[Available data start]

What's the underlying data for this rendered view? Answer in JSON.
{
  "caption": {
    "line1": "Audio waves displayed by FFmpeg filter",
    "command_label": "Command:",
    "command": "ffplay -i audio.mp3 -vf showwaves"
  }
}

[Available data end]

__Work required__. All of the records must be repeated exactly.

__Answer to the task__.
What's the underlying data for this rendered view? Answer in JSON.
{
  "caption": {
    "line1": "Audio waves displayed by FFmpeg filter",
    "command_label": "Command:",
    "command": "ffplay -i audio.mp3 -vf showwaves"
  }
}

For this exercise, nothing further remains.